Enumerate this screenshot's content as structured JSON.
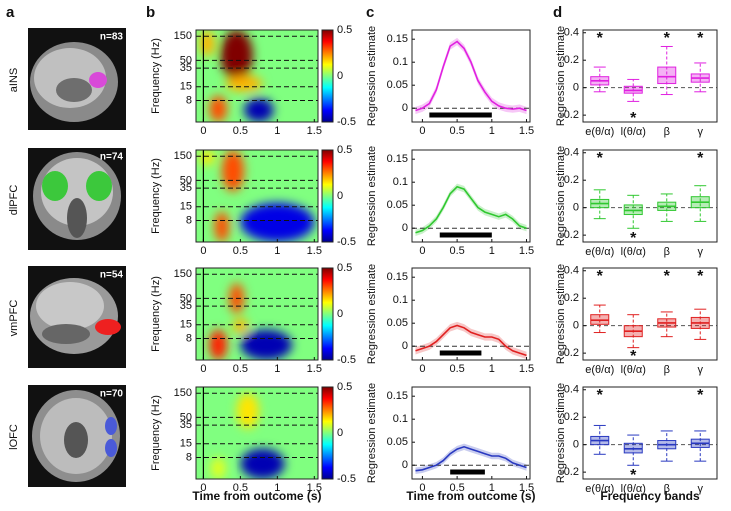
{
  "panel_labels": [
    "a",
    "b",
    "c",
    "d"
  ],
  "star_symbol": "*",
  "tf": {
    "ylabel": "Frequency (Hz)",
    "xlabel": "Time from outcome (s)",
    "log_y": true,
    "ylim": [
      3,
      200
    ],
    "yticks": [
      8,
      15,
      35,
      50,
      150
    ],
    "xlim": [
      -0.1,
      1.55
    ],
    "xticks": [
      0,
      0.5,
      1,
      1.5
    ],
    "clim": [
      -0.5,
      0.5
    ],
    "cticks": [
      0.5,
      0,
      -0.5
    ]
  },
  "curve_axis": {
    "ylabel": "Regression estimate",
    "xlabel": "Time from outcome (s)",
    "xlim": [
      -0.15,
      1.55
    ],
    "xticks": [
      0,
      0.5,
      1,
      1.5
    ],
    "x": [
      -0.1,
      0,
      0.1,
      0.2,
      0.3,
      0.4,
      0.5,
      0.6,
      0.7,
      0.8,
      0.9,
      1.0,
      1.1,
      1.2,
      1.3,
      1.4,
      1.5
    ]
  },
  "box_axis": {
    "ylabel": "Regression estimate",
    "xlabel": "Frequency bands",
    "categories": [
      "e(θ/α)",
      "l(θ/α)",
      "β",
      "γ"
    ],
    "ylim": [
      -0.25,
      0.42
    ],
    "yticks": [
      -0.2,
      0,
      0.2,
      0.4
    ]
  },
  "rows": [
    {
      "region": "aINS",
      "n_label": "n=83",
      "color": "#e020e0",
      "tf_blobs": [
        {
          "t": 0.45,
          "dt": 0.22,
          "f": [
            20,
            200
          ],
          "value": 0.5
        },
        {
          "t": 0.55,
          "dt": 0.25,
          "f": [
            12,
            25
          ],
          "value": 0.2
        },
        {
          "t": 0.2,
          "dt": 0.12,
          "f": [
            3,
            10
          ],
          "value": 0.3
        },
        {
          "t": 0.75,
          "dt": 0.2,
          "f": [
            3,
            9
          ],
          "value": -0.45
        },
        {
          "t": 0.05,
          "dt": 0.1,
          "f": [
            60,
            200
          ],
          "value": 0.2
        }
      ],
      "curve": {
        "values": [
          -0.005,
          0.0,
          0.01,
          0.04,
          0.09,
          0.135,
          0.145,
          0.13,
          0.1,
          0.06,
          0.035,
          0.015,
          0.005,
          0.0,
          -0.002,
          0.0,
          -0.005
        ],
        "sem": 0.008,
        "sig": [
          0.1,
          1.0
        ],
        "ylim": [
          -0.03,
          0.17
        ],
        "yticks": [
          0,
          0.05,
          0.1,
          0.15
        ]
      },
      "boxes": [
        {
          "whislo": -0.03,
          "q1": 0.02,
          "med": 0.05,
          "q3": 0.08,
          "whishi": 0.15,
          "star": "top"
        },
        {
          "whislo": -0.1,
          "q1": -0.04,
          "med": -0.02,
          "q3": 0.01,
          "whishi": 0.06,
          "star": "bottom"
        },
        {
          "whislo": -0.05,
          "q1": 0.03,
          "med": 0.08,
          "q3": 0.15,
          "whishi": 0.3,
          "star": "top"
        },
        {
          "whislo": -0.03,
          "q1": 0.04,
          "med": 0.07,
          "q3": 0.1,
          "whishi": 0.18,
          "star": "top"
        }
      ]
    },
    {
      "region": "dlPFC",
      "n_label": "n=74",
      "color": "#30c830",
      "tf_blobs": [
        {
          "t": 0.4,
          "dt": 0.15,
          "f": [
            30,
            200
          ],
          "value": 0.3
        },
        {
          "t": 0.25,
          "dt": 0.1,
          "f": [
            3,
            12
          ],
          "value": 0.3
        },
        {
          "t": 1.0,
          "dt": 0.5,
          "f": [
            3,
            18
          ],
          "value": -0.4
        },
        {
          "t": 0.05,
          "dt": 0.1,
          "f": [
            100,
            200
          ],
          "value": 0.15
        }
      ],
      "curve": {
        "values": [
          -0.01,
          -0.005,
          0.005,
          0.02,
          0.045,
          0.075,
          0.09,
          0.085,
          0.065,
          0.045,
          0.035,
          0.03,
          0.025,
          0.03,
          0.02,
          0.005,
          0.0
        ],
        "sem": 0.007,
        "sig": [
          0.25,
          1.0
        ],
        "ylim": [
          -0.03,
          0.17
        ],
        "yticks": [
          0,
          0.05,
          0.1,
          0.15
        ]
      },
      "boxes": [
        {
          "whislo": -0.08,
          "q1": 0.0,
          "med": 0.03,
          "q3": 0.06,
          "whishi": 0.13,
          "star": "top"
        },
        {
          "whislo": -0.15,
          "q1": -0.05,
          "med": -0.02,
          "q3": 0.02,
          "whishi": 0.09,
          "star": "bottom"
        },
        {
          "whislo": -0.1,
          "q1": -0.02,
          "med": 0.01,
          "q3": 0.04,
          "whishi": 0.1
        },
        {
          "whislo": -0.1,
          "q1": 0.0,
          "med": 0.04,
          "q3": 0.08,
          "whishi": 0.16,
          "star": "top"
        }
      ]
    },
    {
      "region": "vmPFC",
      "n_label": "n=54",
      "color": "#e02020",
      "tf_blobs": [
        {
          "t": 0.45,
          "dt": 0.1,
          "f": [
            25,
            100
          ],
          "value": 0.3
        },
        {
          "t": 0.2,
          "dt": 0.12,
          "f": [
            3,
            12
          ],
          "value": 0.35
        },
        {
          "t": 0.85,
          "dt": 0.35,
          "f": [
            3,
            12
          ],
          "value": -0.45
        },
        {
          "t": 0.5,
          "dt": 0.1,
          "f": [
            10,
            20
          ],
          "value": 0.2
        }
      ],
      "curve": {
        "values": [
          -0.01,
          -0.005,
          0.0,
          0.01,
          0.025,
          0.04,
          0.045,
          0.04,
          0.03,
          0.025,
          0.02,
          0.02,
          0.015,
          0.0,
          -0.01,
          -0.015,
          -0.02
        ],
        "sem": 0.008,
        "sig": [
          0.25,
          0.85
        ],
        "ylim": [
          -0.03,
          0.17
        ],
        "yticks": [
          0,
          0.05,
          0.1,
          0.15
        ]
      },
      "boxes": [
        {
          "whislo": -0.05,
          "q1": 0.01,
          "med": 0.04,
          "q3": 0.08,
          "whishi": 0.15,
          "star": "top"
        },
        {
          "whislo": -0.16,
          "q1": -0.08,
          "med": -0.04,
          "q3": 0.0,
          "whishi": 0.08,
          "star": "bottom"
        },
        {
          "whislo": -0.08,
          "q1": -0.01,
          "med": 0.02,
          "q3": 0.05,
          "whishi": 0.1,
          "star": "top"
        },
        {
          "whislo": -0.1,
          "q1": -0.02,
          "med": 0.02,
          "q3": 0.06,
          "whishi": 0.12,
          "star": "top"
        }
      ]
    },
    {
      "region": "lOFC",
      "n_label": "n=70",
      "color": "#2838c0",
      "tf_blobs": [
        {
          "t": 0.6,
          "dt": 0.15,
          "f": [
            30,
            150
          ],
          "value": 0.15
        },
        {
          "t": 0.8,
          "dt": 0.3,
          "f": [
            3,
            12
          ],
          "value": -0.45
        },
        {
          "t": 0.2,
          "dt": 0.1,
          "f": [
            3,
            8
          ],
          "value": 0.1
        }
      ],
      "curve": {
        "values": [
          -0.012,
          -0.01,
          -0.005,
          0.0,
          0.01,
          0.025,
          0.035,
          0.04,
          0.035,
          0.03,
          0.025,
          0.02,
          0.02,
          0.015,
          0.005,
          0.0,
          -0.005
        ],
        "sem": 0.007,
        "sig": [
          0.4,
          0.9
        ],
        "ylim": [
          -0.03,
          0.17
        ],
        "yticks": [
          0,
          0.05,
          0.1,
          0.15
        ]
      },
      "boxes": [
        {
          "whislo": -0.07,
          "q1": 0.0,
          "med": 0.03,
          "q3": 0.06,
          "whishi": 0.14,
          "star": "top"
        },
        {
          "whislo": -0.15,
          "q1": -0.06,
          "med": -0.03,
          "q3": 0.01,
          "whishi": 0.07,
          "star": "bottom"
        },
        {
          "whislo": -0.12,
          "q1": -0.03,
          "med": 0.0,
          "q3": 0.03,
          "whishi": 0.1
        },
        {
          "whislo": -0.12,
          "q1": -0.02,
          "med": 0.01,
          "q3": 0.04,
          "whishi": 0.1,
          "star": "top"
        }
      ]
    }
  ]
}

++++++++++

Of the lines above, how many contain the word "color"? Provide the number and nothing else.

§ RIGHT ANSWER: 4